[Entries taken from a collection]
- - -
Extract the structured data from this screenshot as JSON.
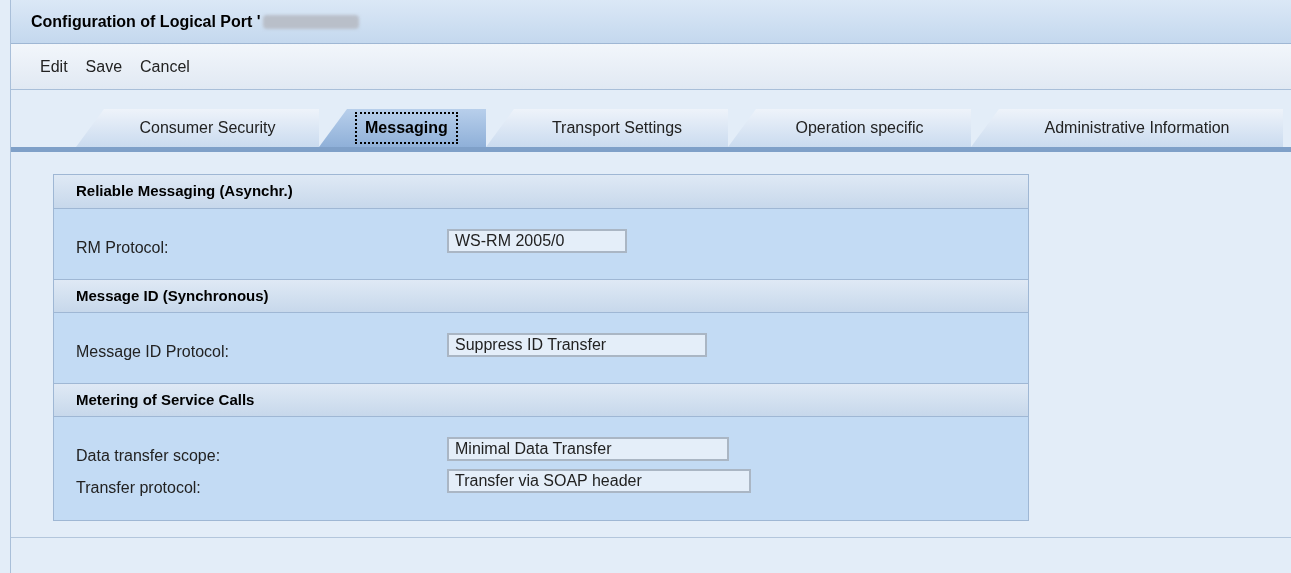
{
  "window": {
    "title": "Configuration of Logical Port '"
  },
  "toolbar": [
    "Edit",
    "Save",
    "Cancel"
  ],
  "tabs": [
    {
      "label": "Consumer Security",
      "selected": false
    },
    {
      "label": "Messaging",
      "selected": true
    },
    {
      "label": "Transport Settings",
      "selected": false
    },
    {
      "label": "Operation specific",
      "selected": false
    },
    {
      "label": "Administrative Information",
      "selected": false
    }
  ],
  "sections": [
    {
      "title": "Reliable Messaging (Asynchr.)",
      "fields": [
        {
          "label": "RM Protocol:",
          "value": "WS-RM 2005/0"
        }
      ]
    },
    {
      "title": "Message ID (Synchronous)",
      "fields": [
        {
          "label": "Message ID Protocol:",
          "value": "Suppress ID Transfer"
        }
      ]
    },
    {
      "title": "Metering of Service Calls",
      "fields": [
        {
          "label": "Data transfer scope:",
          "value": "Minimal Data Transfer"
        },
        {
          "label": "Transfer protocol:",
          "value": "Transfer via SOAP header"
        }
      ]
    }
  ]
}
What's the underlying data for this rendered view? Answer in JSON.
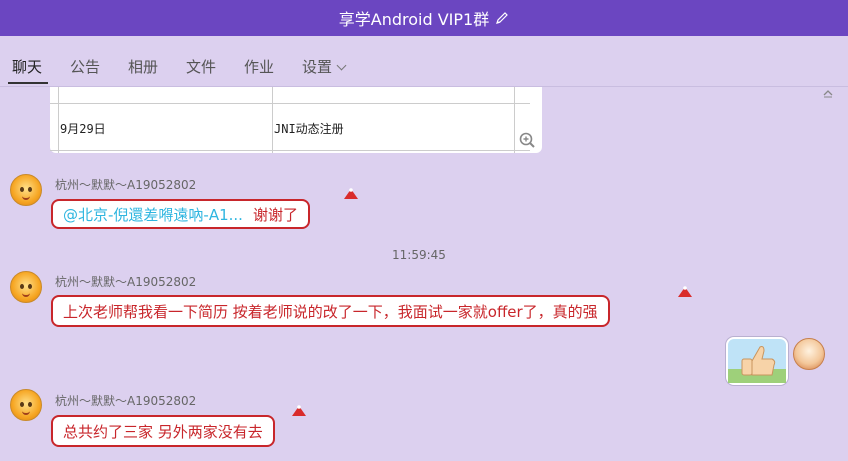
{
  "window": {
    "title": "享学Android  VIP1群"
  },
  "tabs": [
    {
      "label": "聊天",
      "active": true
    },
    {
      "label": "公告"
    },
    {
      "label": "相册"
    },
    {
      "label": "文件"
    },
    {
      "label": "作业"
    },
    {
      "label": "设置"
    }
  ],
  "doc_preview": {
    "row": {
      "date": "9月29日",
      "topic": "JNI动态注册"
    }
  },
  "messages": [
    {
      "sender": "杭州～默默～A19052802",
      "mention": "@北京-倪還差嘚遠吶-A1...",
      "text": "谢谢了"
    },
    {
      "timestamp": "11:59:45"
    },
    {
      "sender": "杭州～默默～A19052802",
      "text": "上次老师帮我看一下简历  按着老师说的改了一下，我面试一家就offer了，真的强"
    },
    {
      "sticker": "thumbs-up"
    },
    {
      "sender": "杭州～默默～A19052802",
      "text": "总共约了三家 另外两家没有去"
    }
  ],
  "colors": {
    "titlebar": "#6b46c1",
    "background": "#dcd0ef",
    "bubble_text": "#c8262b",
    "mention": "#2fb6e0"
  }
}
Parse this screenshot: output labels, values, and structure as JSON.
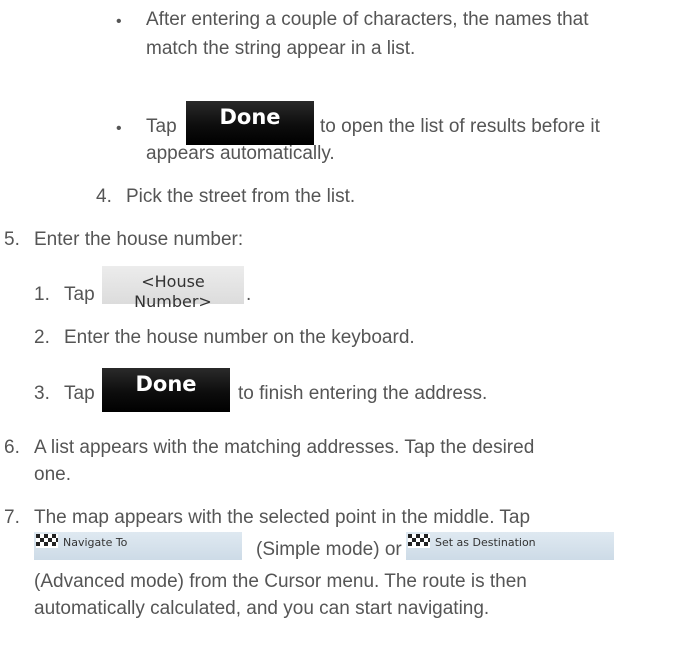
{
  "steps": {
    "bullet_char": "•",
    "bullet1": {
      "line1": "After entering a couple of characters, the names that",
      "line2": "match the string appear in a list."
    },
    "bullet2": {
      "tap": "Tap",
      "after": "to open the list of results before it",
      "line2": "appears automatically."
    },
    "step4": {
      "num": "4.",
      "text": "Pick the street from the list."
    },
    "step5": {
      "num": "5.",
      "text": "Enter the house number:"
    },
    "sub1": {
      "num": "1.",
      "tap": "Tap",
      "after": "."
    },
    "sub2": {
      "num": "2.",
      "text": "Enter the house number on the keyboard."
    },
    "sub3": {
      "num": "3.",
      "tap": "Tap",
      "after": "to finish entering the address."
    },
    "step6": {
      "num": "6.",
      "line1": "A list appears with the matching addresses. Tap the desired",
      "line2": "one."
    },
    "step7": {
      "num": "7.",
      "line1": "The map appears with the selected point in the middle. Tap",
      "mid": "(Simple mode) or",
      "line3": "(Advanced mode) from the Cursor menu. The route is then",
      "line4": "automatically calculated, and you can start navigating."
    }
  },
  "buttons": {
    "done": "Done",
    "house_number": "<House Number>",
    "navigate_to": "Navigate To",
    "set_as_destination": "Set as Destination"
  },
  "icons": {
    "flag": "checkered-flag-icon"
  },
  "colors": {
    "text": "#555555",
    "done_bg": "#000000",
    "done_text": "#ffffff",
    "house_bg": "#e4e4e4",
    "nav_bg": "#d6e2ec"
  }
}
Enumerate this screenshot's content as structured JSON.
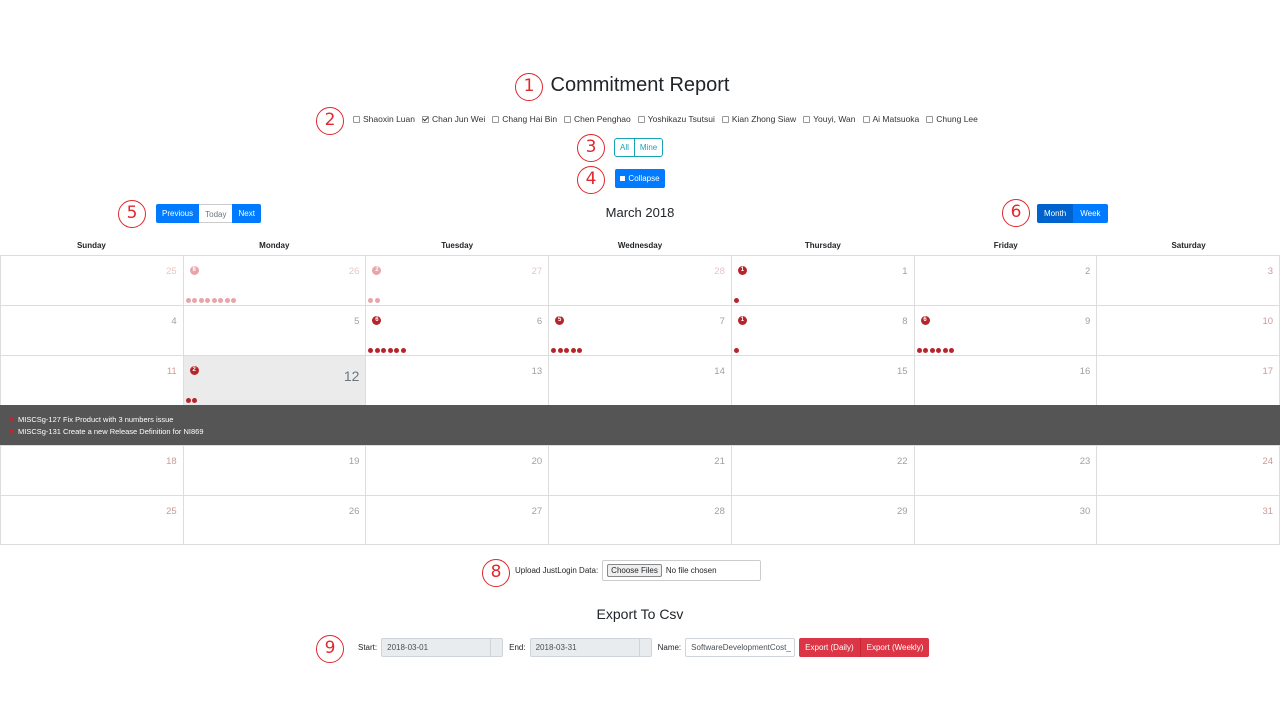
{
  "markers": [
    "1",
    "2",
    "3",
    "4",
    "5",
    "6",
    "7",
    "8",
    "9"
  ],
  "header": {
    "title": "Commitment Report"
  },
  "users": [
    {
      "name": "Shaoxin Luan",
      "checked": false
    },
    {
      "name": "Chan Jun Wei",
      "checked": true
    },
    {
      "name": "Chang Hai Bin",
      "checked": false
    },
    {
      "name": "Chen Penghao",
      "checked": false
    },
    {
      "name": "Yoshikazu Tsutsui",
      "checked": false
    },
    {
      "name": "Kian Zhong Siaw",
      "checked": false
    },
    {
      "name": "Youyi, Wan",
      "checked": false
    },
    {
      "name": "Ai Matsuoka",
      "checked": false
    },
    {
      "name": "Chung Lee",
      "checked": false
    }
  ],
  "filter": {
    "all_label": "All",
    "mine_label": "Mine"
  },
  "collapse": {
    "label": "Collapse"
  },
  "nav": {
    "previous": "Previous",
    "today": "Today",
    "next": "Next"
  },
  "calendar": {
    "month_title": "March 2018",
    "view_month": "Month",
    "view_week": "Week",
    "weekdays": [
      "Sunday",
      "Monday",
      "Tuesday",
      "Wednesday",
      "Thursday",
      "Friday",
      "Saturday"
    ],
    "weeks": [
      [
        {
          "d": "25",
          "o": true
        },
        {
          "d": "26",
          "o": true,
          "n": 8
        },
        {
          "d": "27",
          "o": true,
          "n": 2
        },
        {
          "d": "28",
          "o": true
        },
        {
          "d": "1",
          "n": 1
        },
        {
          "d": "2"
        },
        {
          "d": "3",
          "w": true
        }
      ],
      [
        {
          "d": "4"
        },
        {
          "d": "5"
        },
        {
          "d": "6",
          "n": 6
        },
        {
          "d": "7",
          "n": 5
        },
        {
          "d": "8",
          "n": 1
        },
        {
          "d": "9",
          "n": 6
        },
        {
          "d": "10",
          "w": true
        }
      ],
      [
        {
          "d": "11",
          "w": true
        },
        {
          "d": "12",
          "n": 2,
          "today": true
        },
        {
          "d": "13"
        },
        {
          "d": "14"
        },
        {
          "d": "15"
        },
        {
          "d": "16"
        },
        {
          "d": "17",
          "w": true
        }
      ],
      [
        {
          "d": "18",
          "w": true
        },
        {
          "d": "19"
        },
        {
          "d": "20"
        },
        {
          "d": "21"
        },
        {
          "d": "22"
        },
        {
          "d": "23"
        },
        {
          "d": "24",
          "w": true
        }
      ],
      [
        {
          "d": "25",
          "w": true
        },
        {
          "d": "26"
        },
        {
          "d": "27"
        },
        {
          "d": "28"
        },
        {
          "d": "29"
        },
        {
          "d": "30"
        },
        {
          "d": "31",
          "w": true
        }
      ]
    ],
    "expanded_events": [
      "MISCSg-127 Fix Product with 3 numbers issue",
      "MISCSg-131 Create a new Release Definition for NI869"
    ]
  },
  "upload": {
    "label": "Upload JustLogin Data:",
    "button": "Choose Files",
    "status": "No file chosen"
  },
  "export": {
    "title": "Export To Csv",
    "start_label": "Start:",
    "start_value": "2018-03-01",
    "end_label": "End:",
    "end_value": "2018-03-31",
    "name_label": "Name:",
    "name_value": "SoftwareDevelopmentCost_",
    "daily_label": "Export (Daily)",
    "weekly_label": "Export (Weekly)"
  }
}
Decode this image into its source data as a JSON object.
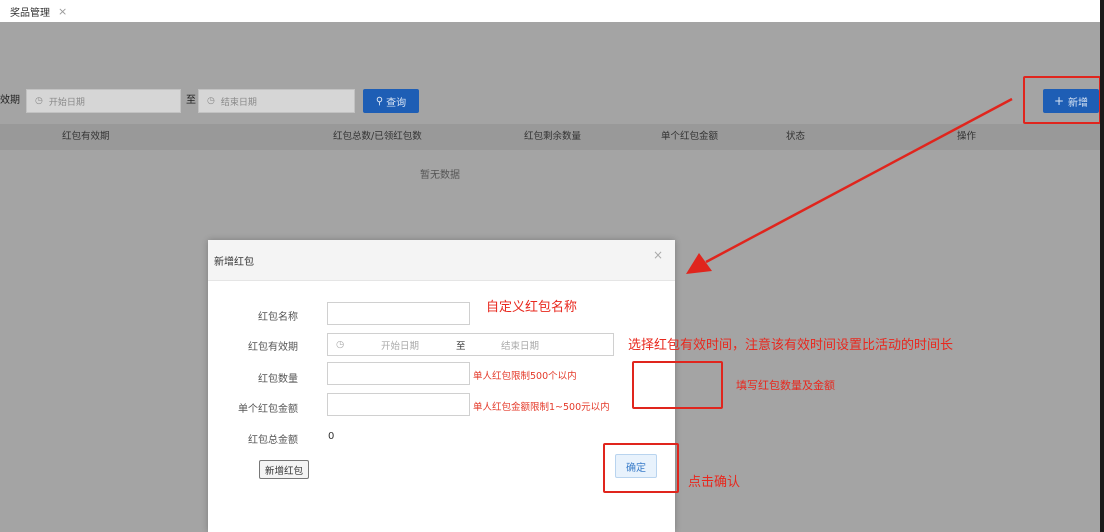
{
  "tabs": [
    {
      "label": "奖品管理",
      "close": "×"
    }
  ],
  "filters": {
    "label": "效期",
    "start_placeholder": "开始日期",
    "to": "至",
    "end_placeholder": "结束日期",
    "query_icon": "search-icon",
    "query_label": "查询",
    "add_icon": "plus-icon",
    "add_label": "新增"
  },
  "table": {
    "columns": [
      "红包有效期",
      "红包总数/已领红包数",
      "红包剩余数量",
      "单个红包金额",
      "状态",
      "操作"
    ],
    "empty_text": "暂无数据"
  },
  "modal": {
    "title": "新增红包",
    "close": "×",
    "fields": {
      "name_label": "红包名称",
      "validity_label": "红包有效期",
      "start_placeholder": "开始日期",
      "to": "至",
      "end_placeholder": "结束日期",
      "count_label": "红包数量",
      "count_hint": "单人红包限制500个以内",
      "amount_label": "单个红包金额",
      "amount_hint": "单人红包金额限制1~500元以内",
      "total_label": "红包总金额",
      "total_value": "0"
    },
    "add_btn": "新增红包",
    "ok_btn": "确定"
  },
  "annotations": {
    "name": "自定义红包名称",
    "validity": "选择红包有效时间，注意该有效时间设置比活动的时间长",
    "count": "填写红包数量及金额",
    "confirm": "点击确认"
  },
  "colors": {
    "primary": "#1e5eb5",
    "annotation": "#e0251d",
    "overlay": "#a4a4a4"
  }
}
- - -
Identify all lines in the records above with the word "Messaging".

      "label": "Messaging",
      "title": "Reliable Messaging (Asynchr.)",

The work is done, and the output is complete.